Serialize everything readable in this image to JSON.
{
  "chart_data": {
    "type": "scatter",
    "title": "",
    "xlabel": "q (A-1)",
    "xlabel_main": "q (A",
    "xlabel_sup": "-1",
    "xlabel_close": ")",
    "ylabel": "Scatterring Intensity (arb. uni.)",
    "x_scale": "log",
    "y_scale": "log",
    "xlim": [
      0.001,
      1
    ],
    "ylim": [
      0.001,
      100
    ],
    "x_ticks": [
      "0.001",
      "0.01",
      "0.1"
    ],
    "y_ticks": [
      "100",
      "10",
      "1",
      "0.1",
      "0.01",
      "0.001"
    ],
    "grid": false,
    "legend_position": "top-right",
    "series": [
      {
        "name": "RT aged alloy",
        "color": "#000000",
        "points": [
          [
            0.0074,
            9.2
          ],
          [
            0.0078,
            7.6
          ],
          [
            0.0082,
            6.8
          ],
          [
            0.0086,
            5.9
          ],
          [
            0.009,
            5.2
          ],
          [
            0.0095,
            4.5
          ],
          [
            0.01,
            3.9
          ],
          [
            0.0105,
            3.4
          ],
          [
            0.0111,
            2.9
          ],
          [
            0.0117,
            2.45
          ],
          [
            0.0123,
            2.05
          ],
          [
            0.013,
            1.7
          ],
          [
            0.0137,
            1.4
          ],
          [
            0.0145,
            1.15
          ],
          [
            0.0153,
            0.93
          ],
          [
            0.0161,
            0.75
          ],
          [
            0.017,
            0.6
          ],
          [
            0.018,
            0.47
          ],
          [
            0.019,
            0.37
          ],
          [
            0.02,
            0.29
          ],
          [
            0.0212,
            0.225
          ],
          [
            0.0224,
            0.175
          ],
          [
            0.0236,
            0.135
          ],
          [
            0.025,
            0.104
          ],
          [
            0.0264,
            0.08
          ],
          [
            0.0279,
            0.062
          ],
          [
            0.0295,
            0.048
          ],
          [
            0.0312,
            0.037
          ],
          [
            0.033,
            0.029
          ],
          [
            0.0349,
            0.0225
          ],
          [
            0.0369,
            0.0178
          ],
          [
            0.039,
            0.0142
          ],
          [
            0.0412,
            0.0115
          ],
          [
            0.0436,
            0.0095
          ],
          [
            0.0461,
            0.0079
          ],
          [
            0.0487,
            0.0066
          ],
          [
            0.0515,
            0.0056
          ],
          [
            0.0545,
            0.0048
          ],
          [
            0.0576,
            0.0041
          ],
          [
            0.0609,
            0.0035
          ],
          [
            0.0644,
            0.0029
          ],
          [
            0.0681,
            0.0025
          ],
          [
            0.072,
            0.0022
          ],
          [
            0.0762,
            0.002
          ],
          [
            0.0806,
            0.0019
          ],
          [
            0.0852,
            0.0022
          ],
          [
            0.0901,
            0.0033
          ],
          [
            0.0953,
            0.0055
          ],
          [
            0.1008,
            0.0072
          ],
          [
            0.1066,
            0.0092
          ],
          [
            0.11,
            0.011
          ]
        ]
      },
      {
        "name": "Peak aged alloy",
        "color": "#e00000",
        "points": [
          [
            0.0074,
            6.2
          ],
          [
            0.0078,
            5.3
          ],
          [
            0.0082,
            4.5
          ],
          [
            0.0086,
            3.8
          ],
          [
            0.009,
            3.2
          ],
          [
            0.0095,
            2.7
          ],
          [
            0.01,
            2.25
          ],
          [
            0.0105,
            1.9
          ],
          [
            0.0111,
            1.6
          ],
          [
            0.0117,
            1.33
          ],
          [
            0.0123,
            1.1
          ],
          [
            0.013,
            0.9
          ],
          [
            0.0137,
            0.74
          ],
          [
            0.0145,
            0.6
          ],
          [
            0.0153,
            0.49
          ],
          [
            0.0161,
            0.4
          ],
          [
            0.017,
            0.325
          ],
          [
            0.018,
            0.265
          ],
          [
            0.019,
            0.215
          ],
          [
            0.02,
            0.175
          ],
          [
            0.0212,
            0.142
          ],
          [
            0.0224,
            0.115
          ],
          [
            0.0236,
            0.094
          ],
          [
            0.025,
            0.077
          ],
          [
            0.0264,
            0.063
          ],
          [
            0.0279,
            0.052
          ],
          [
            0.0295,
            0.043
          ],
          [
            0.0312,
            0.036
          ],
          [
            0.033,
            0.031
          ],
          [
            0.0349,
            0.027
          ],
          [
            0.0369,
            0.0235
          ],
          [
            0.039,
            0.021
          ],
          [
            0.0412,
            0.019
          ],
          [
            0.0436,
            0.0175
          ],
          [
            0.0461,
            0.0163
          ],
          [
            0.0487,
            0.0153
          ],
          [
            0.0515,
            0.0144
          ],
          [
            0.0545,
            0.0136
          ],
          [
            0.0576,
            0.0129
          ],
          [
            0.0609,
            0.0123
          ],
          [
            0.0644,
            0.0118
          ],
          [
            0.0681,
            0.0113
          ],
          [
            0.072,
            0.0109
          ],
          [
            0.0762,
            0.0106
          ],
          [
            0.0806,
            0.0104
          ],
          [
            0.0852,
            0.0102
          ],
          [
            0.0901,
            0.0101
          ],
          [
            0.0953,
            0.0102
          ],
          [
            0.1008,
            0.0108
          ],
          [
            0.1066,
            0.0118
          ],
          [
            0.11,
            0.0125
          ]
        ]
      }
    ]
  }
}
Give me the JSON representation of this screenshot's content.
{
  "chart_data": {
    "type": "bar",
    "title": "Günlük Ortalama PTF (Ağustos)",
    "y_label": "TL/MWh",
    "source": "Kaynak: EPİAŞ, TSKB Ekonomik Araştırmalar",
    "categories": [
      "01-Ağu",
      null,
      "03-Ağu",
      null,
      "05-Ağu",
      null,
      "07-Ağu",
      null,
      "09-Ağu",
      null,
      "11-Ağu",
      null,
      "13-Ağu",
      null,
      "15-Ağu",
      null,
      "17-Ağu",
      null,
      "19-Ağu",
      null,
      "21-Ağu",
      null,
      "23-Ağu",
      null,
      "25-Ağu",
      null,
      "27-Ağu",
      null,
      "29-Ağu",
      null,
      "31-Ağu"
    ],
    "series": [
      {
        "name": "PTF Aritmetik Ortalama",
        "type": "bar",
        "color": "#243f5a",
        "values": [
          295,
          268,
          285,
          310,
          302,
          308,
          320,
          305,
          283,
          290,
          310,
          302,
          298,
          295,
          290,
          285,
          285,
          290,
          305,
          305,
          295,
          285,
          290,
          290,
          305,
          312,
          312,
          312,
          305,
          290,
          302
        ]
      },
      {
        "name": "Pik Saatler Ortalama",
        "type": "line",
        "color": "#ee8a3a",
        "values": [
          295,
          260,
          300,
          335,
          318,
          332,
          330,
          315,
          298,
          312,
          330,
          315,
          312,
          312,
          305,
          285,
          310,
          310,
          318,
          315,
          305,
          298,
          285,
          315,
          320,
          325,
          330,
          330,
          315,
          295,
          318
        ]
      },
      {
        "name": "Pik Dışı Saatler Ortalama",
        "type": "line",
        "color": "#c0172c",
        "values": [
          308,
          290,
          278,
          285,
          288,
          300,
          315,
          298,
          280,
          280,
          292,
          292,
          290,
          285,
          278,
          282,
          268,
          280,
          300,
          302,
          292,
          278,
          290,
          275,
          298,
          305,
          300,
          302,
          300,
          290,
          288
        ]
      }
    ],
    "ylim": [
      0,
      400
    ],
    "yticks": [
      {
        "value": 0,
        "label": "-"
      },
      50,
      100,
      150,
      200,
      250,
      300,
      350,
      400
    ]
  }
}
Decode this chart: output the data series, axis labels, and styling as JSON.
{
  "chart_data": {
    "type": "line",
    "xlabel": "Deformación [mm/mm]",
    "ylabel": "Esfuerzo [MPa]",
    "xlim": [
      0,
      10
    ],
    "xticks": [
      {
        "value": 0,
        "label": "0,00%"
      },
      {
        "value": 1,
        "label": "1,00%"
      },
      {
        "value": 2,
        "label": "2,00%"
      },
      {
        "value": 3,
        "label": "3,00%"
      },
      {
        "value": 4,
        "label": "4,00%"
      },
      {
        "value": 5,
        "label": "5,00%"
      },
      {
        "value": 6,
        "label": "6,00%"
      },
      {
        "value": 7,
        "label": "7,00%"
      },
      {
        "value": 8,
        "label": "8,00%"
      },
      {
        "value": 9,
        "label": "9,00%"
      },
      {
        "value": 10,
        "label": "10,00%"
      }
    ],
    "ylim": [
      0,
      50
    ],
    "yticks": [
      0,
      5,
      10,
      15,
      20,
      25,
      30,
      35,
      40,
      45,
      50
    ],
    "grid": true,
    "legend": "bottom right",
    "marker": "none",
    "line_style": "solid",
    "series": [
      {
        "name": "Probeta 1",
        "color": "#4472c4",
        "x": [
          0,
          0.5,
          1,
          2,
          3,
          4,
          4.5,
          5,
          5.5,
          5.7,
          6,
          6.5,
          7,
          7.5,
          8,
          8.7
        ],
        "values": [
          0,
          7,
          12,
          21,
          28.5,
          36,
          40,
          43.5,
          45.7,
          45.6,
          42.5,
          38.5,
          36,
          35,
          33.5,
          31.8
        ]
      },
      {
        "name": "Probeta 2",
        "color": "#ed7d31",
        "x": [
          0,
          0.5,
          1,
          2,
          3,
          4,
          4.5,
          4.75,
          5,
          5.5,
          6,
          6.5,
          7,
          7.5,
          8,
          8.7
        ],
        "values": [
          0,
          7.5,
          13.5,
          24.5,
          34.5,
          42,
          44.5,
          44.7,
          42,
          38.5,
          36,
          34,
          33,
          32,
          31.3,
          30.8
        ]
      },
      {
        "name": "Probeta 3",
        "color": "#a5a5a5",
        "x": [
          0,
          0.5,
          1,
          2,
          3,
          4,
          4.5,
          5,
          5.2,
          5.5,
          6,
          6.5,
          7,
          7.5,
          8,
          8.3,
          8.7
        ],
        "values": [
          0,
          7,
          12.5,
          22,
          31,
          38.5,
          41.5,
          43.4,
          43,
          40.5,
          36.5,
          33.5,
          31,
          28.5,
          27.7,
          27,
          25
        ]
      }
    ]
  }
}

PROBLEM REQUIREMENTS:
Check all the records above and select each line where the string "aged" is found.

ANSWER TO THIS TASK:
        "name": "RT aged alloy",
        "name": "Peak aged alloy",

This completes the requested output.